● **Records from a collection**
# # # #

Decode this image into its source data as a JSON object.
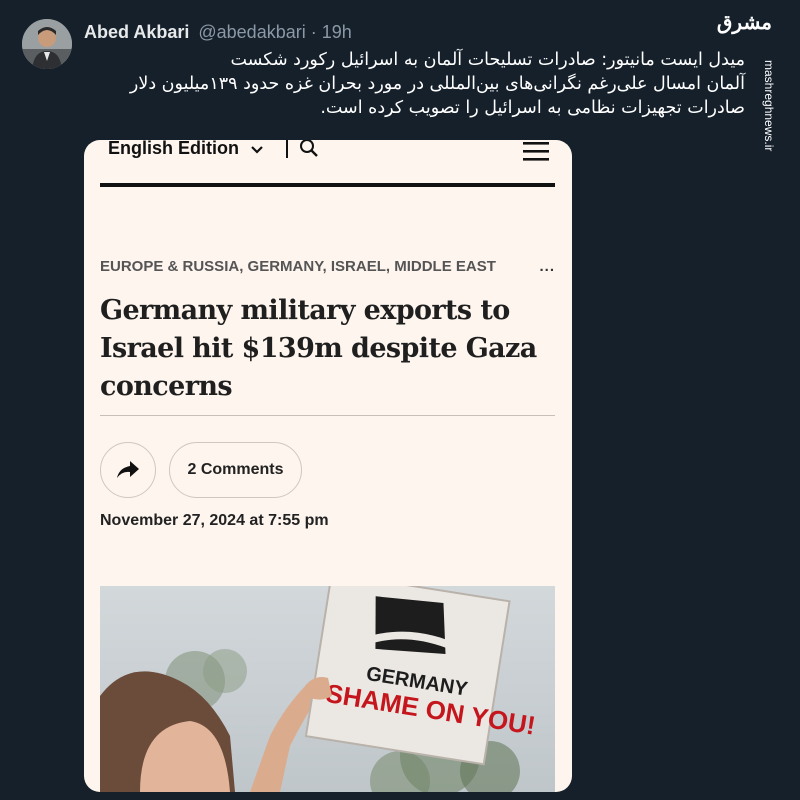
{
  "tweet": {
    "display_name": "Abed Akbari",
    "handle": "@abedakbari",
    "separator": "·",
    "time": "19h",
    "text_lines": [
      "میدل ایست مانیتور: صادرات تسلیحات آلمان به اسرائیل رکورد شکست",
      "آلمان امسال علی‌رغم نگرانی‌های بین‌المللی در مورد بحران غزه حدود ۱۳۹میلیون دلار",
      "صادرات تجهیزات نظامی به اسرائیل را تصویب کرده است."
    ]
  },
  "watermark": {
    "logo_text": "مشرق",
    "url": "mashreghnews.ir"
  },
  "article": {
    "edition_label": "English Edition",
    "categories": "EUROPE & RUSSIA, GERMANY, ISRAEL, MIDDLE EAST",
    "categories_more": "...",
    "headline": "Germany military exports to Israel hit $139m despite Gaza concerns",
    "comments_label": "2 Comments",
    "date": "November 27, 2024 at 7:55 pm",
    "photo_sign": {
      "line1": "GERMANY",
      "line2": "SHAME ON YOU!"
    }
  },
  "colors": {
    "background": "#15202b",
    "card": "#fdf5ee",
    "sign_red": "#c4161c"
  },
  "icons": [
    "chevron-down-icon",
    "search-icon",
    "menu-icon",
    "share-icon"
  ]
}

# # # #

● **What you are asked to do**
Using the material above, return every line exactly as it appears, minus the pictures.

● **Answer to the exercise**
Decode this image into its source data as a JSON object.
{
  "tweet": {
    "display_name": "Abed Akbari",
    "handle": "@abedakbari",
    "separator": "·",
    "time": "19h",
    "text_lines": [
      "میدل ایست مانیتور: صادرات تسلیحات آلمان به اسرائیل رکورد شکست",
      "آلمان امسال علی‌رغم نگرانی‌های بین‌المللی در مورد بحران غزه حدود ۱۳۹میلیون دلار",
      "صادرات تجهیزات نظامی به اسرائیل را تصویب کرده است."
    ]
  },
  "watermark": {
    "logo_text": "مشرق",
    "url": "mashreghnews.ir"
  },
  "article": {
    "edition_label": "English Edition",
    "categories": "EUROPE & RUSSIA, GERMANY, ISRAEL, MIDDLE EAST",
    "categories_more": "...",
    "headline": "Germany military exports to Israel hit $139m despite Gaza concerns",
    "comments_label": "2 Comments",
    "date": "November 27, 2024 at 7:55 pm",
    "photo_sign": {
      "line1": "GERMANY",
      "line2": "SHAME ON YOU!"
    }
  },
  "colors": {
    "background": "#15202b",
    "card": "#fdf5ee",
    "sign_red": "#c4161c"
  },
  "icons": [
    "chevron-down-icon",
    "search-icon",
    "menu-icon",
    "share-icon"
  ]
}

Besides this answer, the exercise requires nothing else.